**DATA TO USE:**

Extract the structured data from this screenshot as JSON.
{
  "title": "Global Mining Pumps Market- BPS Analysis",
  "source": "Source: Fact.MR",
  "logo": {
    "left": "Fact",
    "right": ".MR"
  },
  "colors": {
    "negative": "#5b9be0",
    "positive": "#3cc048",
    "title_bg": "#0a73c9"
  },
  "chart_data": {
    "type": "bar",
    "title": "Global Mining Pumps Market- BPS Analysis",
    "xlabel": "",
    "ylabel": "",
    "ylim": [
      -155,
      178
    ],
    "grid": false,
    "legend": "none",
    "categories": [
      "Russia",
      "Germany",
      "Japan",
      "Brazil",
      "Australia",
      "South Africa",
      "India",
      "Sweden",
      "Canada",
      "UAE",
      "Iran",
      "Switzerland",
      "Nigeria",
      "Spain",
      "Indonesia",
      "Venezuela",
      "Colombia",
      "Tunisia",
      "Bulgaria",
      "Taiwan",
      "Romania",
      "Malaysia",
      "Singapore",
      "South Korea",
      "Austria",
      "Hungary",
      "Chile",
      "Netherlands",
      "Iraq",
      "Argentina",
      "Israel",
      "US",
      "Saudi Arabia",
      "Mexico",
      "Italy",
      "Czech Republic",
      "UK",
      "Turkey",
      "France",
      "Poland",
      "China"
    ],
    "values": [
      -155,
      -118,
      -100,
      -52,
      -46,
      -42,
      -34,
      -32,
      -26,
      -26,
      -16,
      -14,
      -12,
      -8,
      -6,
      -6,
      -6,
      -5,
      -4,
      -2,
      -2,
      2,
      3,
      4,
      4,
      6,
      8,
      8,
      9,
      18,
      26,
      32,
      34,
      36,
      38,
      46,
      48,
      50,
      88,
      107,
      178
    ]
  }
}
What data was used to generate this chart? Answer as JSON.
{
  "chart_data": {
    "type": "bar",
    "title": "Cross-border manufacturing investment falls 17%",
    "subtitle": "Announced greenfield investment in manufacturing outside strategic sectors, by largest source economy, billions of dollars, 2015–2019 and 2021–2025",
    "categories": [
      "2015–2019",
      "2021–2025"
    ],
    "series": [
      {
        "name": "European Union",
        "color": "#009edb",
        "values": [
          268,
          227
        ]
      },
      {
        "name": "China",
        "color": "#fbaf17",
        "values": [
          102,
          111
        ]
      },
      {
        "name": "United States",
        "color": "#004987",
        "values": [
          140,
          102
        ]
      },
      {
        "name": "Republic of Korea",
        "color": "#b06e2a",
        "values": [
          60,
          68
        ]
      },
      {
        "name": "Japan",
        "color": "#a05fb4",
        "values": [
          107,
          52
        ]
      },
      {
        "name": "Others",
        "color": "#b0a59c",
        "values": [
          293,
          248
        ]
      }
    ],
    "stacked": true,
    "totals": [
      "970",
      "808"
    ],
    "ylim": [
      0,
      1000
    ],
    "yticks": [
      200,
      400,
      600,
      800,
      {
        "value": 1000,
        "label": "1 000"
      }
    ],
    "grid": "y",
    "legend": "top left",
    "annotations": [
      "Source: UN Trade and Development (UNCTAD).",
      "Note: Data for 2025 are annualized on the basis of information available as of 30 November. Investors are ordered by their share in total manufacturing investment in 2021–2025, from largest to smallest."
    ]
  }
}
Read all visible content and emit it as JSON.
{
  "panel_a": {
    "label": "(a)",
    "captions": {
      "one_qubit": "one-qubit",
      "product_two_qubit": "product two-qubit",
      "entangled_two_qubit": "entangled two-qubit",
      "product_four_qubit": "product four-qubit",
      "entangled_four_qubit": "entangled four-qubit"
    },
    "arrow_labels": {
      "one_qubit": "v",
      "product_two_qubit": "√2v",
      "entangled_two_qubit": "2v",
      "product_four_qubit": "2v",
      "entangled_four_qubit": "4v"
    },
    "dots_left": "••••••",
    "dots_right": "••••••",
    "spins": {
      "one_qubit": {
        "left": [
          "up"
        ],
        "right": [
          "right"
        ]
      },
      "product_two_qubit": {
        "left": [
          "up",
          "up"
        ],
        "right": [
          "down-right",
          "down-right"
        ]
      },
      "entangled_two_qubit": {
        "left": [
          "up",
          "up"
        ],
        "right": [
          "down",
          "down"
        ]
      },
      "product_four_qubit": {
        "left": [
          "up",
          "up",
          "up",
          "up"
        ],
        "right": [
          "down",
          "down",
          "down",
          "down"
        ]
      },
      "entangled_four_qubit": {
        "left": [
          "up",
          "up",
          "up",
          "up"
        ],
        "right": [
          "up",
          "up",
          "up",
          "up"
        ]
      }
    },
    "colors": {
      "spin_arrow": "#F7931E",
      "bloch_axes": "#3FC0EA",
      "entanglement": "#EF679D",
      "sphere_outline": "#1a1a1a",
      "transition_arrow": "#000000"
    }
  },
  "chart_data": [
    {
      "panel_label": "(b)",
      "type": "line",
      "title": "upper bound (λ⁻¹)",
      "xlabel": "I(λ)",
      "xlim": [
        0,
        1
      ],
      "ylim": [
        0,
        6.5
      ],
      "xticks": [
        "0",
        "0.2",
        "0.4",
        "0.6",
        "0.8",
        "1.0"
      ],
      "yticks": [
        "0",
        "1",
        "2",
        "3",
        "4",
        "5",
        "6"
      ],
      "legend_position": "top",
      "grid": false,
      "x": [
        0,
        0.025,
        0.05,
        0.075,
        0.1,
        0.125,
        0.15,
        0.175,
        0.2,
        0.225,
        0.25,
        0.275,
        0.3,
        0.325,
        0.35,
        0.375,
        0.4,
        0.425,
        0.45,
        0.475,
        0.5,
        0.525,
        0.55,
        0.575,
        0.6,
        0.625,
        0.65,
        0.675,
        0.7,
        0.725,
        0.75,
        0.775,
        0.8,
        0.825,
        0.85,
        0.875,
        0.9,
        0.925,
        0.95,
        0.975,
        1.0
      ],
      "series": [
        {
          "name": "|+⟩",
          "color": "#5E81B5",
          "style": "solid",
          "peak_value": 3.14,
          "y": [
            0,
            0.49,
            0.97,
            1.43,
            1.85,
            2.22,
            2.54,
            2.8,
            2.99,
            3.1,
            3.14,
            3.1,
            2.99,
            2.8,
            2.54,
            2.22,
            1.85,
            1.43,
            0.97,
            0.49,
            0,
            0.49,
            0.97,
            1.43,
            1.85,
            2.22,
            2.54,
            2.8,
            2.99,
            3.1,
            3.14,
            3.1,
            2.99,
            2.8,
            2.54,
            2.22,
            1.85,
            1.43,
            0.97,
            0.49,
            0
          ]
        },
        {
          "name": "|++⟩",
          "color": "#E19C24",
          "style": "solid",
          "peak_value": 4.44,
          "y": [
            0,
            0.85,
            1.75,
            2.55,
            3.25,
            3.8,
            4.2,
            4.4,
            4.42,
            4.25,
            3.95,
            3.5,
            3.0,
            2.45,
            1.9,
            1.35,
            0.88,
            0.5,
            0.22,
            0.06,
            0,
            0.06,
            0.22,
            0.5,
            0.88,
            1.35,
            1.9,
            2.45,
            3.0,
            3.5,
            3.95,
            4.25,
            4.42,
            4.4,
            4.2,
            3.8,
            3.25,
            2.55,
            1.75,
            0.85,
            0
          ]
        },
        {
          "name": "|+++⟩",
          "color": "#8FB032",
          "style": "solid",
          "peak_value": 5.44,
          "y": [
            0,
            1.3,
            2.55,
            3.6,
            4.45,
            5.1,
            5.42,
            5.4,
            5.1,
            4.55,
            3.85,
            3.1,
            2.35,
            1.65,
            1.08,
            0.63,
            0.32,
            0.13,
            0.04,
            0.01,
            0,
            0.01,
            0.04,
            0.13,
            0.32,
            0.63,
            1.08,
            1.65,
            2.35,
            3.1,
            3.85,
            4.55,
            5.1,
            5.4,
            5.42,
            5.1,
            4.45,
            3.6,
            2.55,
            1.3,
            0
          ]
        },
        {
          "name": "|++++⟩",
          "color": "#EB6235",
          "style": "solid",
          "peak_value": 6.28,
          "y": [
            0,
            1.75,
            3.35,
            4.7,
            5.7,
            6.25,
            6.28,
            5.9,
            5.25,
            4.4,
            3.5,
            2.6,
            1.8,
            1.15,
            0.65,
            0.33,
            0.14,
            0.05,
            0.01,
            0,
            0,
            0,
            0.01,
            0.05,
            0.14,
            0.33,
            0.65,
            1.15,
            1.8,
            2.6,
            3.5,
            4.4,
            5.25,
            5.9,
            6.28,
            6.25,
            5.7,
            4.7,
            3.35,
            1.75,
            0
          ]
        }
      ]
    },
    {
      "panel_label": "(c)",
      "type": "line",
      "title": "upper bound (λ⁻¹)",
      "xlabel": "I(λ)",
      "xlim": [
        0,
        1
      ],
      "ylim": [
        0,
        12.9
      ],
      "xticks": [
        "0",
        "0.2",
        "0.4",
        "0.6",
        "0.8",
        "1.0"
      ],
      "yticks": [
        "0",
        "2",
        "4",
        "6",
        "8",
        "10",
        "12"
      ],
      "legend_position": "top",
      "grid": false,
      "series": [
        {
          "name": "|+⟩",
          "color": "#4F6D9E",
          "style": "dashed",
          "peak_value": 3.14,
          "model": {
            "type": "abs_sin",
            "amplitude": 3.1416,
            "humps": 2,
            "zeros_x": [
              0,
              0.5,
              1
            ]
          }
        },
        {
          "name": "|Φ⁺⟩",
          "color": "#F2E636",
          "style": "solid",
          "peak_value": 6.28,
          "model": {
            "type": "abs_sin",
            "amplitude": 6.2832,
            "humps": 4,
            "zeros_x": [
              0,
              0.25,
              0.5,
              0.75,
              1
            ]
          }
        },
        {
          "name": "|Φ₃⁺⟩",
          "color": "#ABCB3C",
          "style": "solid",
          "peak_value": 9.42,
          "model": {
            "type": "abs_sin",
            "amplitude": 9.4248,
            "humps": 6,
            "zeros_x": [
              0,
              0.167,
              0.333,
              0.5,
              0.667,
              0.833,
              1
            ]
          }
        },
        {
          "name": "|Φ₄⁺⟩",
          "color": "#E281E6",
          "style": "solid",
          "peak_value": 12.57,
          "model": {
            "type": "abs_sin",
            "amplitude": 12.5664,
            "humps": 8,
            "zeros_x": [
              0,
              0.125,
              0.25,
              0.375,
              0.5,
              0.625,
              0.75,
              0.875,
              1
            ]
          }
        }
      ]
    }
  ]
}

**DIRECTIONS:** Look for the word "Mining" and return every line where it occurs.

**WRITTEN RESPONSE:**
  "title": "Global Mining Pumps Market- BPS Analysis",
    "title": "Global Mining Pumps Market- BPS Analysis",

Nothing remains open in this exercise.